>>

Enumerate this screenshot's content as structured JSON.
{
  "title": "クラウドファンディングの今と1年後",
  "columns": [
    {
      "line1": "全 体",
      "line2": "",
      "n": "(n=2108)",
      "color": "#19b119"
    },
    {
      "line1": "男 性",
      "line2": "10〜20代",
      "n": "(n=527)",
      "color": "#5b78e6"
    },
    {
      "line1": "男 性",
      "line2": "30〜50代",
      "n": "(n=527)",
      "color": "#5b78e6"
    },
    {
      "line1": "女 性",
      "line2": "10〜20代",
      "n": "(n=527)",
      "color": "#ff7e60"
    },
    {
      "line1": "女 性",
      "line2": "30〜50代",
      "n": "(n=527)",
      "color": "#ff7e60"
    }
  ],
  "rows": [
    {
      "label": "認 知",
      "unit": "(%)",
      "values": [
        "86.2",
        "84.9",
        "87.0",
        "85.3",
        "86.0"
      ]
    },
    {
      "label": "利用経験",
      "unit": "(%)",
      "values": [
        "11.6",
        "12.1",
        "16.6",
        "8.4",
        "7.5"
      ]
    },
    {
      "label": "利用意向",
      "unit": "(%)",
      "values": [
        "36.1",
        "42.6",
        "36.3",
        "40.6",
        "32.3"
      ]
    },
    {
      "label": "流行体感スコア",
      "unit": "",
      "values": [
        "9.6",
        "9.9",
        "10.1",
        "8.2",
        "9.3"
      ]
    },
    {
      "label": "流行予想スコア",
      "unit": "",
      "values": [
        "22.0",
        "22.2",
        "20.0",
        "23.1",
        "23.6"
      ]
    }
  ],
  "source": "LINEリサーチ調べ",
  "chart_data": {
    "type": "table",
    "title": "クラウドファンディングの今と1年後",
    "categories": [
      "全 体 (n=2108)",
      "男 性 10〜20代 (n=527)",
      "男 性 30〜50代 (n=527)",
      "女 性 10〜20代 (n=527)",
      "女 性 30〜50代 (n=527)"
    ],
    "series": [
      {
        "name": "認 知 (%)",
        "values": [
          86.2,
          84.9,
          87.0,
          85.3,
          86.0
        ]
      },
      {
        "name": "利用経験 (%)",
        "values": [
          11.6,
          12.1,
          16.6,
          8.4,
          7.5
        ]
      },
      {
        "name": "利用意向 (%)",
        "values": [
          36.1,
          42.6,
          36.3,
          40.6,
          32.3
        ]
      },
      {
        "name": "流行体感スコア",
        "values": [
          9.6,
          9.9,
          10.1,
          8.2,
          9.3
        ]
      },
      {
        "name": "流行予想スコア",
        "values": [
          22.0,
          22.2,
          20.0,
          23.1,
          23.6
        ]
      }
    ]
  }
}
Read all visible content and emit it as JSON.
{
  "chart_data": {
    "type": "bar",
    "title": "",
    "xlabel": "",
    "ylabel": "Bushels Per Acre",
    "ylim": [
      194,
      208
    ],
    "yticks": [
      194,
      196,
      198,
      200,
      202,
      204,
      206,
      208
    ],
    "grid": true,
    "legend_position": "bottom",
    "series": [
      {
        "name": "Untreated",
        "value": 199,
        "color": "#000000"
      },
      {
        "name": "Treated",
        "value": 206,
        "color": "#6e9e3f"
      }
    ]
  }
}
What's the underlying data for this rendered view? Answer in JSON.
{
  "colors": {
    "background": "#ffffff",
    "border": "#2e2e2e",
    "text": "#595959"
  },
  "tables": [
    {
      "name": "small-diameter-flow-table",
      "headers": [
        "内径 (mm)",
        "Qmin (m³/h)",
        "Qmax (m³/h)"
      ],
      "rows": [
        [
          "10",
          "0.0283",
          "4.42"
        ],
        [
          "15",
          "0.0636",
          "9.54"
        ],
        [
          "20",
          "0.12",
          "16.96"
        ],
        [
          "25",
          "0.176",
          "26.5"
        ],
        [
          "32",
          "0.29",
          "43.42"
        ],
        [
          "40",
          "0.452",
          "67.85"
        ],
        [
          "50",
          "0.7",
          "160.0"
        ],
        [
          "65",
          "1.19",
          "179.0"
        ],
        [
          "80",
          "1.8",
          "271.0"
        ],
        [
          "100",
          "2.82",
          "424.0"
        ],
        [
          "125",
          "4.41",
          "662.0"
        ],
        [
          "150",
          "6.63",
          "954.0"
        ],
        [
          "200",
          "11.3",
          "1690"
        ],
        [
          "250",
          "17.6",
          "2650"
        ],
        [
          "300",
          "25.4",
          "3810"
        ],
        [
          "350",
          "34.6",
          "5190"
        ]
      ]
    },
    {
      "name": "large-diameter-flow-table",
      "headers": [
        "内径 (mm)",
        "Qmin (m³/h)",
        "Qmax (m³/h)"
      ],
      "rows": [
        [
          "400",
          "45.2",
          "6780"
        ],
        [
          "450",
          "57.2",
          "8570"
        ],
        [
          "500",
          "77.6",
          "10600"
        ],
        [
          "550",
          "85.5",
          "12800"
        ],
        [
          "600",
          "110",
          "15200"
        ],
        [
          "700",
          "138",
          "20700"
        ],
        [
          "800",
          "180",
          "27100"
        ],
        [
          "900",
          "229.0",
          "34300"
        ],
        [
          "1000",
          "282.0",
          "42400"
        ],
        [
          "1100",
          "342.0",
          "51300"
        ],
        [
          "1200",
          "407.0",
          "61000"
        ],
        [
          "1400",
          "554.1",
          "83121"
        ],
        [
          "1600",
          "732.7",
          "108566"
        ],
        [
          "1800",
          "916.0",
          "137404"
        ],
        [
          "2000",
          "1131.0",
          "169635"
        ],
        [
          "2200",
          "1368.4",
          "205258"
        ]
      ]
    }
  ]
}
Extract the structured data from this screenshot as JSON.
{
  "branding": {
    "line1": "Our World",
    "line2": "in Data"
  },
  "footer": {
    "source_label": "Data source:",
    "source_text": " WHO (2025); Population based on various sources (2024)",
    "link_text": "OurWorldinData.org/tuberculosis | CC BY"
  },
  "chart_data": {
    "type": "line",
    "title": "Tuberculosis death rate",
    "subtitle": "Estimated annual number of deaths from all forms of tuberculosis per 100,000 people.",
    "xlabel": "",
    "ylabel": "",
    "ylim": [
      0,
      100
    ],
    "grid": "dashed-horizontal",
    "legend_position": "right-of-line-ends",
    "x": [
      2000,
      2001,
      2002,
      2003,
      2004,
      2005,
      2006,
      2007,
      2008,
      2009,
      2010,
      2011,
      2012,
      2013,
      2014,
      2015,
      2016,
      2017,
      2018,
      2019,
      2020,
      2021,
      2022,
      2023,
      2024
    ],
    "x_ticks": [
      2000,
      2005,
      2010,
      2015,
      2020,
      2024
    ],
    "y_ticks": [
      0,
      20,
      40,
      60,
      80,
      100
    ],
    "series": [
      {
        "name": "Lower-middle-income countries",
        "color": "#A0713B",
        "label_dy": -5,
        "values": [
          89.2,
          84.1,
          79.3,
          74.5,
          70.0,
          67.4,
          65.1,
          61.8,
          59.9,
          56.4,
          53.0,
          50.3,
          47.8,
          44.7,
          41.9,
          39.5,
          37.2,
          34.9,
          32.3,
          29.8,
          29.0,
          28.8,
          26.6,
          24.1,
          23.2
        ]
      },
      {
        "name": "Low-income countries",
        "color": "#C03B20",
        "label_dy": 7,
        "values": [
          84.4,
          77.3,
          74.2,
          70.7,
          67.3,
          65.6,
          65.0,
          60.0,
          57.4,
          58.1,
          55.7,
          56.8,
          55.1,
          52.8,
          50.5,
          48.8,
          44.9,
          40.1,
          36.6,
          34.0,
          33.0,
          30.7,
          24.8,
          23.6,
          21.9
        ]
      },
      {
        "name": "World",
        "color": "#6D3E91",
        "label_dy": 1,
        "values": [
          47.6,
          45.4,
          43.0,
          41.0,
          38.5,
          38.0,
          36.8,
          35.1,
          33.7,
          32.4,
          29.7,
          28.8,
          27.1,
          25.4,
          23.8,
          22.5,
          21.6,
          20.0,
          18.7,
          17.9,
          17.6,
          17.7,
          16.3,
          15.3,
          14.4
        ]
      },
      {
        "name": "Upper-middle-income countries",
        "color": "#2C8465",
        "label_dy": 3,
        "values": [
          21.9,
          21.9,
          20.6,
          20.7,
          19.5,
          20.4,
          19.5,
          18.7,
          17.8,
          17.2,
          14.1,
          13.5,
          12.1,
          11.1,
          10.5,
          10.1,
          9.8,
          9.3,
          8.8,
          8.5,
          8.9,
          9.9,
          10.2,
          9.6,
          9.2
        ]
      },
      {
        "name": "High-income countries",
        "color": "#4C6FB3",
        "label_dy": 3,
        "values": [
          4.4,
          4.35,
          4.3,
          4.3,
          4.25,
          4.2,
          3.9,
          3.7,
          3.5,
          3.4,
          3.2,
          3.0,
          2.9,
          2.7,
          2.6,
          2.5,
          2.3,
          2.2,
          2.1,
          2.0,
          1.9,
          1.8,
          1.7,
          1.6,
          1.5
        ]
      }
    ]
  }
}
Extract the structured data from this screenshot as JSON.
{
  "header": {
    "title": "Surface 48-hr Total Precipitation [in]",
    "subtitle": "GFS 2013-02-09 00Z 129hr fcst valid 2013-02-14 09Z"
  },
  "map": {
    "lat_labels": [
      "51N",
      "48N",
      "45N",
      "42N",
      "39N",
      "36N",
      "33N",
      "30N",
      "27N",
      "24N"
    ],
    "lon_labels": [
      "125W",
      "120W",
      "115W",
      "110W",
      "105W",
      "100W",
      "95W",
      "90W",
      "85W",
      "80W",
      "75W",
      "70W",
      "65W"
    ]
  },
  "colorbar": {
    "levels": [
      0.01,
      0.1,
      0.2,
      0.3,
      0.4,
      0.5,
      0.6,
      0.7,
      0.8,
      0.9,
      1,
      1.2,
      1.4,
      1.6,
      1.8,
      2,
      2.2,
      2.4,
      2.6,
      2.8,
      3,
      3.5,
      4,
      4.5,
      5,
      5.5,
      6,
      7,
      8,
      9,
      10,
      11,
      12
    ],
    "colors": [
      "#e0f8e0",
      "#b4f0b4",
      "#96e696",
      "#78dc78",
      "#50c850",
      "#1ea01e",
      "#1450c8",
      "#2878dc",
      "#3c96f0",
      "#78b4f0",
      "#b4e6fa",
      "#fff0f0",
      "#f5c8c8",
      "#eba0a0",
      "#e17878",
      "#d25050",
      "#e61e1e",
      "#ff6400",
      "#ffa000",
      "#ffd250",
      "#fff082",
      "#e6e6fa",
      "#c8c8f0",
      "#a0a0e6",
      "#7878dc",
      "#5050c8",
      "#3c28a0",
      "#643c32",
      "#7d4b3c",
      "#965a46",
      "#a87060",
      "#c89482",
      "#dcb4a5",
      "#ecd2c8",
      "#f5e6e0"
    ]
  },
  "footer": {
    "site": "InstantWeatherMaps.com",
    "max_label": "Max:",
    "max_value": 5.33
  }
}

<<

Work to complete: Say how many lines of the data include the word "middle". Respond with the number alone.

Written answer: 2